◆ **Stored records**
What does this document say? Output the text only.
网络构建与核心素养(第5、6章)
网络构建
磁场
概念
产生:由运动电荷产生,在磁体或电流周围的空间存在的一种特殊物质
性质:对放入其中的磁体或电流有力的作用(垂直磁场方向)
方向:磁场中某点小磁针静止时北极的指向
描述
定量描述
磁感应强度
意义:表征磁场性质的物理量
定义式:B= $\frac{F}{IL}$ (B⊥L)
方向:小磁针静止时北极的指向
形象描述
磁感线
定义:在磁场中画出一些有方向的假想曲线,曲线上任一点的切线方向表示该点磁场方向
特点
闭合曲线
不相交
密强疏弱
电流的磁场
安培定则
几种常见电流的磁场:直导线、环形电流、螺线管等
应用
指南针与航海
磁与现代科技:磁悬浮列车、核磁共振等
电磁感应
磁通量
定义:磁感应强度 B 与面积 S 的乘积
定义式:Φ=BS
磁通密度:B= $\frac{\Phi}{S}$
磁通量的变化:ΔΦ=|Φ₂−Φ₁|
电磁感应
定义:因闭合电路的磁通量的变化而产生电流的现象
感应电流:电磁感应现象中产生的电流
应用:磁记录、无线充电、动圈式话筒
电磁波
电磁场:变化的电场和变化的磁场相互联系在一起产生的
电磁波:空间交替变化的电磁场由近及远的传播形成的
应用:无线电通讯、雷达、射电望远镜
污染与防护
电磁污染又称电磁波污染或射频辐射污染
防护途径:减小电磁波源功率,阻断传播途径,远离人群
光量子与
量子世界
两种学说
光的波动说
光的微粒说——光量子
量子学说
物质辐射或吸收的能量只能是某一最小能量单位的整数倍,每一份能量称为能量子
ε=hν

◆ **TASK DETAILS**
Faithfully copy every entry, leaving nothing out.

◆ **SOLUTION**
What does this document say? Output the text only.
网络构建与核心素养(第5、6章)
网络构建
磁场
概念
产生:由运动电荷产生,在磁体或电流周围的空间存在的一种特殊物质
性质:对放入其中的磁体或电流有力的作用(垂直磁场方向)
方向:磁场中某点小磁针静止时北极的指向
描述
定量描述
磁感应强度
意义:表征磁场性质的物理量
定义式:B= $\frac{F}{IL}$ (B⊥L)
方向:小磁针静止时北极的指向
形象描述
磁感线
定义:在磁场中画出一些有方向的假想曲线,曲线上任一点的切线方向表示该点磁场方向
特点
闭合曲线
不相交
密强疏弱
电流的磁场
安培定则
几种常见电流的磁场:直导线、环形电流、螺线管等
应用
指南针与航海
磁与现代科技:磁悬浮列车、核磁共振等
电磁感应
磁通量
定义:磁感应强度 B 与面积 S 的乘积
定义式:Φ=BS
磁通密度:B= $\frac{\Phi}{S}$
磁通量的变化:ΔΦ=|Φ₂−Φ₁|
电磁感应
定义:因闭合电路的磁通量的变化而产生电流的现象
感应电流:电磁感应现象中产生的电流
应用:磁记录、无线充电、动圈式话筒
电磁波
电磁场:变化的电场和变化的磁场相互联系在一起产生的
电磁波:空间交替变化的电磁场由近及远的传播形成的
应用:无线电通讯、雷达、射电望远镜
污染与防护
电磁污染又称电磁波污染或射频辐射污染
防护途径:减小电磁波源功率,阻断传播途径,远离人群
光量子与
量子世界
两种学说
光的波动说
光的微粒说——光量子
量子学说
物质辐射或吸收的能量只能是某一最小能量单位的整数倍,每一份能量称为能量子
ε=hν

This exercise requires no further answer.